> _TASK TO CARRY OUT_: Every line of the material below should be repeated exactly.

[Dataset excerpt]

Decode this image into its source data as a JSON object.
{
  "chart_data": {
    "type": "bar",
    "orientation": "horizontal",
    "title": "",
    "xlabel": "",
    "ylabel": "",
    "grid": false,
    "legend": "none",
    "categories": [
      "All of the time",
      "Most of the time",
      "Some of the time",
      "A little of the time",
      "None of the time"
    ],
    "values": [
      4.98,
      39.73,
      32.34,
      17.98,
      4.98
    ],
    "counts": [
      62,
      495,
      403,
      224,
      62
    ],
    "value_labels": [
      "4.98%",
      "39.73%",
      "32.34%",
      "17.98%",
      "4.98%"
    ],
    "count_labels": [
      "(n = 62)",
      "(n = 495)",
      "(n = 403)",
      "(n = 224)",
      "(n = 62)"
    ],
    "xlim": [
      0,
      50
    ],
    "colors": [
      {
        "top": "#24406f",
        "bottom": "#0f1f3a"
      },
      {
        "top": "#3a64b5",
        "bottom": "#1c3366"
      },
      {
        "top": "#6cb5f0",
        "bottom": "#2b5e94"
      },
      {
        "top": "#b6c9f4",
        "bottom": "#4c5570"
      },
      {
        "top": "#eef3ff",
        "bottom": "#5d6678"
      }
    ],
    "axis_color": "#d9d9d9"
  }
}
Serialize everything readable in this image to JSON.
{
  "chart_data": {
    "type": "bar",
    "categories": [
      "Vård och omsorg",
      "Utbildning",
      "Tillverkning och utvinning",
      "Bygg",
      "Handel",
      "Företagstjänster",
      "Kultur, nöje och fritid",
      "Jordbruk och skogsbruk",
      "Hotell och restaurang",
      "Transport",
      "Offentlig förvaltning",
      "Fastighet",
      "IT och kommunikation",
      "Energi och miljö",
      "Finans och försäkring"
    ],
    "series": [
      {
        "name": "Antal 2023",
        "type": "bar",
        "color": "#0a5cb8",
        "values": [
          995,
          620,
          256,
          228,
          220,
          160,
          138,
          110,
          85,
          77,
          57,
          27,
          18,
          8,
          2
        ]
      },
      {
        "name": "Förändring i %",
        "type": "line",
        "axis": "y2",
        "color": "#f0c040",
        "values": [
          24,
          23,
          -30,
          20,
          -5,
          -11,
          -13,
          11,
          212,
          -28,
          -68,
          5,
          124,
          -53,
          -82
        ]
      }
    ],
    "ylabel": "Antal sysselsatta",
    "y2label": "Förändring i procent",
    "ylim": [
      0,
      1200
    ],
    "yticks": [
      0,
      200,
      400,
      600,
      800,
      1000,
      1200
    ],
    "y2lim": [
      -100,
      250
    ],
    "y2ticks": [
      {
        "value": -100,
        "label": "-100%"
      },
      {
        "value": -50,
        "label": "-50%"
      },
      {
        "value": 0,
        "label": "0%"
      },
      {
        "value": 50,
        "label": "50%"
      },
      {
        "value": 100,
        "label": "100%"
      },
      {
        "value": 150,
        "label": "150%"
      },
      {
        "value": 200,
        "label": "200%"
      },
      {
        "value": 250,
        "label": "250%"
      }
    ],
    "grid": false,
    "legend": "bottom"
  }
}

> _SOLUTION TO THIS EXERCISE_:
Decode this image into its source data as a JSON object.
{
  "chart_data": {
    "type": "bar",
    "orientation": "horizontal",
    "title": "",
    "xlabel": "",
    "ylabel": "",
    "grid": false,
    "legend": "none",
    "categories": [
      "All of the time",
      "Most of the time",
      "Some of the time",
      "A little of the time",
      "None of the time"
    ],
    "values": [
      4.98,
      39.73,
      32.34,
      17.98,
      4.98
    ],
    "counts": [
      62,
      495,
      403,
      224,
      62
    ],
    "value_labels": [
      "4.98%",
      "39.73%",
      "32.34%",
      "17.98%",
      "4.98%"
    ],
    "count_labels": [
      "(n = 62)",
      "(n = 495)",
      "(n = 403)",
      "(n = 224)",
      "(n = 62)"
    ],
    "xlim": [
      0,
      50
    ],
    "colors": [
      {
        "top": "#24406f",
        "bottom": "#0f1f3a"
      },
      {
        "top": "#3a64b5",
        "bottom": "#1c3366"
      },
      {
        "top": "#6cb5f0",
        "bottom": "#2b5e94"
      },
      {
        "top": "#b6c9f4",
        "bottom": "#4c5570"
      },
      {
        "top": "#eef3ff",
        "bottom": "#5d6678"
      }
    ],
    "axis_color": "#d9d9d9"
  }
}
Serialize everything readable in this image to JSON.
{
  "chart_data": {
    "type": "bar",
    "categories": [
      "Vård och omsorg",
      "Utbildning",
      "Tillverkning och utvinning",
      "Bygg",
      "Handel",
      "Företagstjänster",
      "Kultur, nöje och fritid",
      "Jordbruk och skogsbruk",
      "Hotell och restaurang",
      "Transport",
      "Offentlig förvaltning",
      "Fastighet",
      "IT och kommunikation",
      "Energi och miljö",
      "Finans och försäkring"
    ],
    "series": [
      {
        "name": "Antal 2023",
        "type": "bar",
        "color": "#0a5cb8",
        "values": [
          995,
          620,
          256,
          228,
          220,
          160,
          138,
          110,
          85,
          77,
          57,
          27,
          18,
          8,
          2
        ]
      },
      {
        "name": "Förändring i %",
        "type": "line",
        "axis": "y2",
        "color": "#f0c040",
        "values": [
          24,
          23,
          -30,
          20,
          -5,
          -11,
          -13,
          11,
          212,
          -28,
          -68,
          5,
          124,
          -53,
          -82
        ]
      }
    ],
    "ylabel": "Antal sysselsatta",
    "y2label": "Förändring i procent",
    "ylim": [
      0,
      1200
    ],
    "yticks": [
      0,
      200,
      400,
      600,
      800,
      1000,
      1200
    ],
    "y2lim": [
      -100,
      250
    ],
    "y2ticks": [
      {
        "value": -100,
        "label": "-100%"
      },
      {
        "value": -50,
        "label": "-50%"
      },
      {
        "value": 0,
        "label": "0%"
      },
      {
        "value": 50,
        "label": "50%"
      },
      {
        "value": 100,
        "label": "100%"
      },
      {
        "value": 150,
        "label": "150%"
      },
      {
        "value": 200,
        "label": "200%"
      },
      {
        "value": 250,
        "label": "250%"
      }
    ],
    "grid": false,
    "legend": "bottom"
  }
}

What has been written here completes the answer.